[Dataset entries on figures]
========================================================================

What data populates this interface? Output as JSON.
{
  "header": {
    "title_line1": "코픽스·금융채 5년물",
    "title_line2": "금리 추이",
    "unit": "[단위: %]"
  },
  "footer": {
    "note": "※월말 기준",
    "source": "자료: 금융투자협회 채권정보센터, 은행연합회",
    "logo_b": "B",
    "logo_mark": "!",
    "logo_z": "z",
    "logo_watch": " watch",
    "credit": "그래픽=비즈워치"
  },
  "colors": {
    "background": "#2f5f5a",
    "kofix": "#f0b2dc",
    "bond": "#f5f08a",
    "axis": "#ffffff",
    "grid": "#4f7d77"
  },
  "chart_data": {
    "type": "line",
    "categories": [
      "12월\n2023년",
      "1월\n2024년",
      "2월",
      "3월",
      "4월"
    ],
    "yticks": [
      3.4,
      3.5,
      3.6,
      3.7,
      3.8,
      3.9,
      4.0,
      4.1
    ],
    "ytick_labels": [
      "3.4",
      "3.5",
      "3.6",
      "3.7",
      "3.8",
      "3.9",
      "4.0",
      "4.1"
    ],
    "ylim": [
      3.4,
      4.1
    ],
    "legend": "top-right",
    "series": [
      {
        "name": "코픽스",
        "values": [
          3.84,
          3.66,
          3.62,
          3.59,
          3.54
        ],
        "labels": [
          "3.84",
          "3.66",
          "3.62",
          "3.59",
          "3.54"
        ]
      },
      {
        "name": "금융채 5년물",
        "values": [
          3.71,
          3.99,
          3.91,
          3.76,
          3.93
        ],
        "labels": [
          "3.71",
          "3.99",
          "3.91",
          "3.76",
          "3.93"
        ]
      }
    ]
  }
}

========================================================================

- What the task requires -
Give the entries once more, exactly as they appear.

- Problem solution -
What data populates this interface? Output as JSON.
{
  "header": {
    "title_line1": "코픽스·금융채 5년물",
    "title_line2": "금리 추이",
    "unit": "[단위: %]"
  },
  "footer": {
    "note": "※월말 기준",
    "source": "자료: 금융투자협회 채권정보센터, 은행연합회",
    "logo_b": "B",
    "logo_mark": "!",
    "logo_z": "z",
    "logo_watch": " watch",
    "credit": "그래픽=비즈워치"
  },
  "colors": {
    "background": "#2f5f5a",
    "kofix": "#f0b2dc",
    "bond": "#f5f08a",
    "axis": "#ffffff",
    "grid": "#4f7d77"
  },
  "chart_data": {
    "type": "line",
    "categories": [
      "12월\n2023년",
      "1월\n2024년",
      "2월",
      "3월",
      "4월"
    ],
    "yticks": [
      3.4,
      3.5,
      3.6,
      3.7,
      3.8,
      3.9,
      4.0,
      4.1
    ],
    "ytick_labels": [
      "3.4",
      "3.5",
      "3.6",
      "3.7",
      "3.8",
      "3.9",
      "4.0",
      "4.1"
    ],
    "ylim": [
      3.4,
      4.1
    ],
    "legend": "top-right",
    "series": [
      {
        "name": "코픽스",
        "values": [
          3.84,
          3.66,
          3.62,
          3.59,
          3.54
        ],
        "labels": [
          "3.84",
          "3.66",
          "3.62",
          "3.59",
          "3.54"
        ]
      },
      {
        "name": "금융채 5년물",
        "values": [
          3.71,
          3.99,
          3.91,
          3.76,
          3.93
        ],
        "labels": [
          "3.71",
          "3.99",
          "3.91",
          "3.76",
          "3.93"
        ]
      }
    ]
  }
}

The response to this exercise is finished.